Below are the records. List every line holding the word "document".

- - - - -

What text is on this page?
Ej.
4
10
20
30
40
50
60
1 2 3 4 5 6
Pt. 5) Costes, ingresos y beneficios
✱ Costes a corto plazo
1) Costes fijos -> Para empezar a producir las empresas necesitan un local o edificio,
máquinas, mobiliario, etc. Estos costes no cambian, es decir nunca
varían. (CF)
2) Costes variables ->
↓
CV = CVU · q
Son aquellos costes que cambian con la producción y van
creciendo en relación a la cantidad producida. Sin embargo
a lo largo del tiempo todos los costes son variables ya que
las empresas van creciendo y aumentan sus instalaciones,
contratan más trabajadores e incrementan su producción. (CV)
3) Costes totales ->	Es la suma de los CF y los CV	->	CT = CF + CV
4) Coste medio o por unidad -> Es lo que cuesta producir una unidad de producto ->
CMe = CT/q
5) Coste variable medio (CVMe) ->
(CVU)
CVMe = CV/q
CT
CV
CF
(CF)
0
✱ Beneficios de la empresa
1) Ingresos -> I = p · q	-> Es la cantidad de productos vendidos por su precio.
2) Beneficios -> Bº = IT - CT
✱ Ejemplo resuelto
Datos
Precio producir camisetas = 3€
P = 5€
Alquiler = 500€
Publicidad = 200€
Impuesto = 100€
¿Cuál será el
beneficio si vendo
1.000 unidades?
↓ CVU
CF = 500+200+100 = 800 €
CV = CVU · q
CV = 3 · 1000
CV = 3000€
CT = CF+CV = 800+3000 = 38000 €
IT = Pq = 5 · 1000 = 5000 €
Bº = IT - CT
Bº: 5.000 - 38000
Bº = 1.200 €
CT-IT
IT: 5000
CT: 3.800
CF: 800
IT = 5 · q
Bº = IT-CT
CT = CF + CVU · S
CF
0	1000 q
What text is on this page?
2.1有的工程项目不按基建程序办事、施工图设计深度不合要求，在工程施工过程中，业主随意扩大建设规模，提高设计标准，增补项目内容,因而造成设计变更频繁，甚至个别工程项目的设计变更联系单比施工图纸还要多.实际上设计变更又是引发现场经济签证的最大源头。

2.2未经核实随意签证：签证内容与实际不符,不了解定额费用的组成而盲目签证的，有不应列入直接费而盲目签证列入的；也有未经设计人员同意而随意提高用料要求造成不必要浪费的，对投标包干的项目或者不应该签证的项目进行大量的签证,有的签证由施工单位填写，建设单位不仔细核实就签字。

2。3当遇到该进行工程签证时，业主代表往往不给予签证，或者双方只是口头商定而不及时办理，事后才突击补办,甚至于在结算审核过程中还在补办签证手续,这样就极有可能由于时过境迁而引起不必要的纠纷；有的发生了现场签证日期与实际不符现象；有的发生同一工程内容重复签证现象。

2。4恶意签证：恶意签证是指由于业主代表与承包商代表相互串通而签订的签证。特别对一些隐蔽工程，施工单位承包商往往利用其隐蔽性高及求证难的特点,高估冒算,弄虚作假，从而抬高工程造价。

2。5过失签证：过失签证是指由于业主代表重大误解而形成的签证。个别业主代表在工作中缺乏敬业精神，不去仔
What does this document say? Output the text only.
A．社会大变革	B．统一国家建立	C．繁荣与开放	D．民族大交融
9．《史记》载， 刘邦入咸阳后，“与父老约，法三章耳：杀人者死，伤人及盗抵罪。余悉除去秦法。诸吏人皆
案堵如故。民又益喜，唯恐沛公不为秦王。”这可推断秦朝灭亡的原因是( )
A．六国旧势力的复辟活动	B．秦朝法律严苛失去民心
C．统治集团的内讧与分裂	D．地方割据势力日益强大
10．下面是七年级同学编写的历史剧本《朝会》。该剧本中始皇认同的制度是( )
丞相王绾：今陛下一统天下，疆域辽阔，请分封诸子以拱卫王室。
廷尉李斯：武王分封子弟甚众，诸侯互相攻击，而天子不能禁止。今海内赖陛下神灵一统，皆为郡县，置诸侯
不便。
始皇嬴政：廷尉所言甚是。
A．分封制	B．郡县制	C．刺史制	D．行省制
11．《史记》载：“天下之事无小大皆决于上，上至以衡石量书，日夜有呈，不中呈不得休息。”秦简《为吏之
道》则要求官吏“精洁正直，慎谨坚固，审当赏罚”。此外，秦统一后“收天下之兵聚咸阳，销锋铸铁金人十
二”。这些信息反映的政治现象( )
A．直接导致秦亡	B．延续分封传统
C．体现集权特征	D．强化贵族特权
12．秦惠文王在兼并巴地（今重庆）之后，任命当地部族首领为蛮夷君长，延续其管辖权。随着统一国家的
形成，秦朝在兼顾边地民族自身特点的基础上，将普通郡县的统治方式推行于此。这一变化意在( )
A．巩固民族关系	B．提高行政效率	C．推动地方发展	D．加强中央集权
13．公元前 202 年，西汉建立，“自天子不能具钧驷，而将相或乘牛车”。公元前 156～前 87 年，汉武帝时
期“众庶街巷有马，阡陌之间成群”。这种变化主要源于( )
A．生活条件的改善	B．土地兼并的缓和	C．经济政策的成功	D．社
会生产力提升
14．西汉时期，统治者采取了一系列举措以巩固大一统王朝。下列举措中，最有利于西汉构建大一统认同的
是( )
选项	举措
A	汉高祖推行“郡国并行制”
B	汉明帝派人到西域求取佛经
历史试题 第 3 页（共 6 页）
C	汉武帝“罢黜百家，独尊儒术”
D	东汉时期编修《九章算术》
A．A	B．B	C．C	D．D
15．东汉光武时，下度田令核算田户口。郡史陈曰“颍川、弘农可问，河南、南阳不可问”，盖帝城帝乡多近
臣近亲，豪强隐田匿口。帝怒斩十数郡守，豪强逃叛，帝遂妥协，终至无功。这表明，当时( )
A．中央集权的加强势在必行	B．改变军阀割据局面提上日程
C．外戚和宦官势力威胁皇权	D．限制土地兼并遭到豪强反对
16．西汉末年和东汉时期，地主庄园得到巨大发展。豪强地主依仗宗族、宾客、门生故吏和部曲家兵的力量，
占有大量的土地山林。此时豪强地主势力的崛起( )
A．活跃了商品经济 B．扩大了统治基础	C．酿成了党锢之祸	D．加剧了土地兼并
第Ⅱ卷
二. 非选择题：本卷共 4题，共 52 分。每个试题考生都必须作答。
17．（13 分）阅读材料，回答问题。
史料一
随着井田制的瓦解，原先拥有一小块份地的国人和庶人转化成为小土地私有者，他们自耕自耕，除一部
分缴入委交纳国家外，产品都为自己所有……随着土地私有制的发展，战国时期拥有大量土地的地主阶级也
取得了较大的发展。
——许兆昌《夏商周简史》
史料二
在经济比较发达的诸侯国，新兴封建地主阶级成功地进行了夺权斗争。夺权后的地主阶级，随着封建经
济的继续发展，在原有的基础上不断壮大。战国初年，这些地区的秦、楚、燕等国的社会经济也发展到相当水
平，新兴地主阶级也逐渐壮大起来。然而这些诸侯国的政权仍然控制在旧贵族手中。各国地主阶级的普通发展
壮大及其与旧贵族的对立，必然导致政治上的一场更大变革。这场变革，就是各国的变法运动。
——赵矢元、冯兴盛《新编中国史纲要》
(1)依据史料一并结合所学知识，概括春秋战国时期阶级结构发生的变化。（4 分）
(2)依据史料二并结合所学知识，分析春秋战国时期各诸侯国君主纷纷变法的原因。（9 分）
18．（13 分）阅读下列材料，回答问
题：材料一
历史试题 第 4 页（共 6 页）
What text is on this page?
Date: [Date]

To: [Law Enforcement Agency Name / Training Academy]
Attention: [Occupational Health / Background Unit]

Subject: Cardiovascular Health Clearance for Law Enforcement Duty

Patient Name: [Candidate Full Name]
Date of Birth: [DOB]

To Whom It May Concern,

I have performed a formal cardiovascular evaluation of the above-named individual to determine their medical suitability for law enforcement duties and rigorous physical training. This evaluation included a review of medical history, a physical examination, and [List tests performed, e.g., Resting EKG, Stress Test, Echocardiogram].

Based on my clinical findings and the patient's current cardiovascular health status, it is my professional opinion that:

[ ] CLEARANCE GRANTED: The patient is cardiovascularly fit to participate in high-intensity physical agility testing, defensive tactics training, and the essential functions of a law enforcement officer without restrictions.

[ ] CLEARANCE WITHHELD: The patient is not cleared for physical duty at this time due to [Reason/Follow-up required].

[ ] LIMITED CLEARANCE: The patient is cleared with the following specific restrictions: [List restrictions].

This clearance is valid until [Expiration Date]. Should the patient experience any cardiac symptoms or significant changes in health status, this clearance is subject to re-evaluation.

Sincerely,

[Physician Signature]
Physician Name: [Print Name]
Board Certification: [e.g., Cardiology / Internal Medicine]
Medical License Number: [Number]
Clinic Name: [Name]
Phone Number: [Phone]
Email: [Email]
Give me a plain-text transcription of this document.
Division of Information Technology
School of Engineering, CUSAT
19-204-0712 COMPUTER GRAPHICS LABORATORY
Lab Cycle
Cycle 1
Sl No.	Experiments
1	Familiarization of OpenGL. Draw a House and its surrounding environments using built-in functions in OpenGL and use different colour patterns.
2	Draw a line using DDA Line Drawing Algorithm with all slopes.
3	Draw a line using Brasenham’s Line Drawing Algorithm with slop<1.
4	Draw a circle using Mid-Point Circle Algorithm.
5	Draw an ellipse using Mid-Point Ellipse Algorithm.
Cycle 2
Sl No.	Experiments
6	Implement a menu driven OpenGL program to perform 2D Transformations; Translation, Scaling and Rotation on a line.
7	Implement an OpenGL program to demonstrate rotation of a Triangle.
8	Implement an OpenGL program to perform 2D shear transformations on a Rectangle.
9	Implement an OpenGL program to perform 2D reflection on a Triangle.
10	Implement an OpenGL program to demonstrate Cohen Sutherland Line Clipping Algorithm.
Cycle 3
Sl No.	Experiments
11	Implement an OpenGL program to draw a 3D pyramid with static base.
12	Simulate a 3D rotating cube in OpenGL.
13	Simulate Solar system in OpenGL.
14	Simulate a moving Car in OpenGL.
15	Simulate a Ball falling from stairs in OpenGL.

- - - - -

Result:
What does this document say? Output the text only.
Give me a plain-text transcription of this document.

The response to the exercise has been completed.